• Supplied data:
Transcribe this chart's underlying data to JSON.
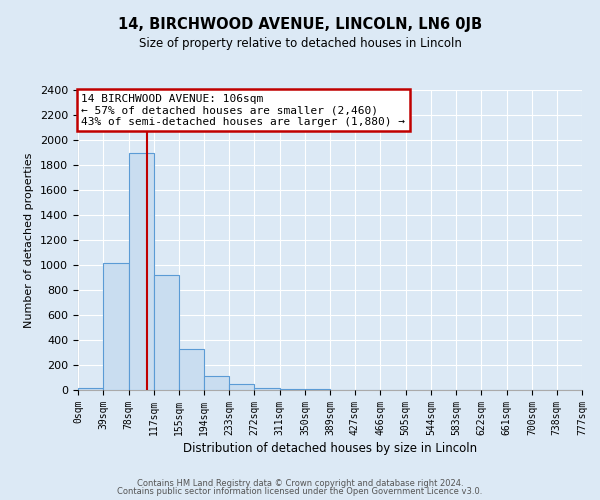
{
  "title": "14, BIRCHWOOD AVENUE, LINCOLN, LN6 0JB",
  "subtitle": "Size of property relative to detached houses in Lincoln",
  "xlabel": "Distribution of detached houses by size in Lincoln",
  "ylabel": "Number of detached properties",
  "bar_color": "#c9ddf0",
  "bar_edge_color": "#5b9bd5",
  "background_color": "#dce9f5",
  "grid_color": "#ffffff",
  "red_line_x": 106,
  "bin_width": 39,
  "bin_starts": [
    0,
    39,
    78,
    117,
    155,
    194,
    233,
    272,
    311,
    350,
    389,
    427,
    466,
    505,
    544,
    583,
    622,
    661,
    700,
    738
  ],
  "bin_labels": [
    "0sqm",
    "39sqm",
    "78sqm",
    "117sqm",
    "155sqm",
    "194sqm",
    "233sqm",
    "272sqm",
    "311sqm",
    "350sqm",
    "389sqm",
    "427sqm",
    "466sqm",
    "505sqm",
    "544sqm",
    "583sqm",
    "622sqm",
    "661sqm",
    "700sqm",
    "738sqm",
    "777sqm"
  ],
  "counts": [
    20,
    1020,
    1900,
    920,
    330,
    110,
    50,
    20,
    10,
    5,
    0,
    0,
    0,
    0,
    0,
    0,
    0,
    0,
    0,
    0
  ],
  "ylim": [
    0,
    2400
  ],
  "yticks": [
    0,
    200,
    400,
    600,
    800,
    1000,
    1200,
    1400,
    1600,
    1800,
    2000,
    2200,
    2400
  ],
  "annotation_title": "14 BIRCHWOOD AVENUE: 106sqm",
  "annotation_line1": "← 57% of detached houses are smaller (2,460)",
  "annotation_line2": "43% of semi-detached houses are larger (1,880) →",
  "annotation_box_color": "#ffffff",
  "annotation_border_color": "#c00000",
  "footer1": "Contains HM Land Registry data © Crown copyright and database right 2024.",
  "footer2": "Contains public sector information licensed under the Open Government Licence v3.0."
}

• Written problem: Copy every line above that includes the string "ffffff".

• Output:
  "grid_color": "#ffffff",
  "annotation_box_color": "#ffffff",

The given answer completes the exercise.